Collected data entries
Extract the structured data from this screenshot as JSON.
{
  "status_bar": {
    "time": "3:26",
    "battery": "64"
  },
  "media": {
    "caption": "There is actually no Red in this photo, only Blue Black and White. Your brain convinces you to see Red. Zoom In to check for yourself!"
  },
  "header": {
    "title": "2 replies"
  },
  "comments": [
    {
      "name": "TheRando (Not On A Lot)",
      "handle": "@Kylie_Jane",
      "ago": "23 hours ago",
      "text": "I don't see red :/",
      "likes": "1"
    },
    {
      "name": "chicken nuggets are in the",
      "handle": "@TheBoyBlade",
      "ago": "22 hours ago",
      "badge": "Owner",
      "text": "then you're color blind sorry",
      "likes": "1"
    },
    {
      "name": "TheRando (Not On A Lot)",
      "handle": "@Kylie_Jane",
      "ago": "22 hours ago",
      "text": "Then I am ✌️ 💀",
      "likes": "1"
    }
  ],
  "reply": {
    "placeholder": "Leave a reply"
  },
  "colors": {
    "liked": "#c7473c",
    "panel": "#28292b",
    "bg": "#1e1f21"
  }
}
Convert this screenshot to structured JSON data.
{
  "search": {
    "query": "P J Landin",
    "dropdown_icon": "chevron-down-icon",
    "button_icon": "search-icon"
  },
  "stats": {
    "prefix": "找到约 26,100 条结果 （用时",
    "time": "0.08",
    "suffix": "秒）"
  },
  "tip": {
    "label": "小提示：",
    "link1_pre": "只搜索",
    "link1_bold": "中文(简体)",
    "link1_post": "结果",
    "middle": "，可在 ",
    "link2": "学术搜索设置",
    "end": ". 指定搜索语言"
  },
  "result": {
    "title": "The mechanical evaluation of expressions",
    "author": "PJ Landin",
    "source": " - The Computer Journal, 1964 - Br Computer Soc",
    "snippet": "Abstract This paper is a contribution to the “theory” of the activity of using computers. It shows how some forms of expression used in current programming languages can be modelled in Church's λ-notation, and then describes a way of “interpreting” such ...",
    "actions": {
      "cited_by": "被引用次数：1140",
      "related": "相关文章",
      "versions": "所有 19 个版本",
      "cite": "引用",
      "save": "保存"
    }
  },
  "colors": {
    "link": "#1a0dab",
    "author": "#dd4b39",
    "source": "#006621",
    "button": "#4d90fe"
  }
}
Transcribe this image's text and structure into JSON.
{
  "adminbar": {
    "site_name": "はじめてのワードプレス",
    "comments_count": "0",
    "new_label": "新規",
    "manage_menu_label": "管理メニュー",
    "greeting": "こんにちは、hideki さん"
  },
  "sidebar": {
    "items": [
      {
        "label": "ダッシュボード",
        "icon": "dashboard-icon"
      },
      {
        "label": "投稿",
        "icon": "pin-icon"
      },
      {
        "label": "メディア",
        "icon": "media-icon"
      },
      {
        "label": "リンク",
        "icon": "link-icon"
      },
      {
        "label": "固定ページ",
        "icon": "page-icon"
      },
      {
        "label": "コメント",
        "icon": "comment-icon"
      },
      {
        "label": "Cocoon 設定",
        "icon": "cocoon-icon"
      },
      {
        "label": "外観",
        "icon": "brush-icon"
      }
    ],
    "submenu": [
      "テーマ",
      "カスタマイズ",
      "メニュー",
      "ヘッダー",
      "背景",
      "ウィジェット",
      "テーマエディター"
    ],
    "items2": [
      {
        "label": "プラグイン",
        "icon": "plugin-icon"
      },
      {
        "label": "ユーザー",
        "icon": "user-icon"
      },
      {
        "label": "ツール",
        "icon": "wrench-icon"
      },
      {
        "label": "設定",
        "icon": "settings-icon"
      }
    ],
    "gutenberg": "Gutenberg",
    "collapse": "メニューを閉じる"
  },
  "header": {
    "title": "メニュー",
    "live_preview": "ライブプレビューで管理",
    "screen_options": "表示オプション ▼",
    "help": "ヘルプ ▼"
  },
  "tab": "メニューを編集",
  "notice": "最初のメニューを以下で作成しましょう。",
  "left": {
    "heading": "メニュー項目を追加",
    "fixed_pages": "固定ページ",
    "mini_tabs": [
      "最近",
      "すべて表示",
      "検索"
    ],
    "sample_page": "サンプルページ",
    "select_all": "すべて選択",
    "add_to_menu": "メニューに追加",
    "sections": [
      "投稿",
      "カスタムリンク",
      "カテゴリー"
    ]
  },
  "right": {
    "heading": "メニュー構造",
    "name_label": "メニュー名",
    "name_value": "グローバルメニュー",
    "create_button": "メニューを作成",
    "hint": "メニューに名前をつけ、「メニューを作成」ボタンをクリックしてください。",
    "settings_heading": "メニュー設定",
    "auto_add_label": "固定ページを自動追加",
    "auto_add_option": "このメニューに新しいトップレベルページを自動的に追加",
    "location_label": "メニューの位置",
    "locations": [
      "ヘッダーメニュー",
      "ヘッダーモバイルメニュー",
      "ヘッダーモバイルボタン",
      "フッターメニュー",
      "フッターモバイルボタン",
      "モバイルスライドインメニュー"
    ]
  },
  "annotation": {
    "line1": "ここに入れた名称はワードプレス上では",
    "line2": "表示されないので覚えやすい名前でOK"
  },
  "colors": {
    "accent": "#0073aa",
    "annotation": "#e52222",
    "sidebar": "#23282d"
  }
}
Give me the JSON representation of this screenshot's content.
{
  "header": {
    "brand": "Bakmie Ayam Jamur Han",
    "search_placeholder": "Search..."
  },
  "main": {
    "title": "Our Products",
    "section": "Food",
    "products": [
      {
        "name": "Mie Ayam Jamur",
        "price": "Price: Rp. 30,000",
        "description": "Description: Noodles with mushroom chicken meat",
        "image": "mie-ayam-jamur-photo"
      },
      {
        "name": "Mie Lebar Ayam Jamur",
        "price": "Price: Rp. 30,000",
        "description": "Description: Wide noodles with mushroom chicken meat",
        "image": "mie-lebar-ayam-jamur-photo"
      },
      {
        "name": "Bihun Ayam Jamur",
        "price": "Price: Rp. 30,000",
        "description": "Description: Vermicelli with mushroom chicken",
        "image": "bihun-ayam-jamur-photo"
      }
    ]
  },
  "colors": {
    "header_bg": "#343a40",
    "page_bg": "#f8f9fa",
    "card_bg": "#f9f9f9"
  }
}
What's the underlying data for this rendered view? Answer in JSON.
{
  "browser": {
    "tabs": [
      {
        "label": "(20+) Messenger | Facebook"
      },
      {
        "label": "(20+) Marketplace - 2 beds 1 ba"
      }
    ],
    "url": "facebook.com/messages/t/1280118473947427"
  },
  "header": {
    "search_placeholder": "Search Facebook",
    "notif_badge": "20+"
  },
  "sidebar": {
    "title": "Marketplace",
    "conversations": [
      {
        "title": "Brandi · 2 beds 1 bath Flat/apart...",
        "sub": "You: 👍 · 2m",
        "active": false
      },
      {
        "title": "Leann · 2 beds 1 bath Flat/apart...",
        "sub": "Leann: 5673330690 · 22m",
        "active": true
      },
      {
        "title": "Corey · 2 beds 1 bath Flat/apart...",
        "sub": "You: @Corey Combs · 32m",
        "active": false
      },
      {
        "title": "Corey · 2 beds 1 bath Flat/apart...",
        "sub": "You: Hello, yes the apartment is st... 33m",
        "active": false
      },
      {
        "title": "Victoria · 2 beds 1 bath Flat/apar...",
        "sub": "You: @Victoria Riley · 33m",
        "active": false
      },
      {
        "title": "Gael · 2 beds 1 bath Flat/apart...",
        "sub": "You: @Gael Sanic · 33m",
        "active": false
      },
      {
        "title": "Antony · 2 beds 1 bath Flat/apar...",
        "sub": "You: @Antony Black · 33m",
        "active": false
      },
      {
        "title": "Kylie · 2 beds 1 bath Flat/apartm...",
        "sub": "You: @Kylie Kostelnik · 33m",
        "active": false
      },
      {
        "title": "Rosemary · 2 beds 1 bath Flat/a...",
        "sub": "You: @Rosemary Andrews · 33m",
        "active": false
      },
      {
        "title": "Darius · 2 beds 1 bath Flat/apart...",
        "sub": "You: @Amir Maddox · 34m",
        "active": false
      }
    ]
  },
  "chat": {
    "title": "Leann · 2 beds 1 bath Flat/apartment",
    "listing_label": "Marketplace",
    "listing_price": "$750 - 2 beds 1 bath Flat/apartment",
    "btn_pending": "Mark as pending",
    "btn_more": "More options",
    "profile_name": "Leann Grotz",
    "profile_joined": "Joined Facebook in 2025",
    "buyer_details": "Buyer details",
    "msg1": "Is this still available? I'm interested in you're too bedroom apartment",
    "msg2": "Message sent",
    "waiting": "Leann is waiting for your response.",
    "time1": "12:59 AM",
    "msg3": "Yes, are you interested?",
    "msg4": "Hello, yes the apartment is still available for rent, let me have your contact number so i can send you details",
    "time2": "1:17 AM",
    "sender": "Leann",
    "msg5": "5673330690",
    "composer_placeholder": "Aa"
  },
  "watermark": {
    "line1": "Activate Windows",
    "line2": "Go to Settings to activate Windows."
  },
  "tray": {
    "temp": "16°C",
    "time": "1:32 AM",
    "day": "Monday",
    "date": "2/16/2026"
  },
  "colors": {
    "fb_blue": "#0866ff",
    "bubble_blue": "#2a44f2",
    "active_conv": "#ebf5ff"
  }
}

EXERCISE ▸ From the data, collect all lines where the string "apartment" appears.

COMPLETE ANSWER ▸
        "sub": "You: Hello, yes the apartment is st... 33m",
    "title": "Leann · 2 beds 1 bath Flat/apartment",
    "listing_price": "$750 - 2 beds 1 bath Flat/apartment",
    "msg1": "Is this still available? I'm interested in you're too bedroom apartment",
    "msg4": "Hello, yes the apartment is still available for rent, let me have your contact number so i can send you details",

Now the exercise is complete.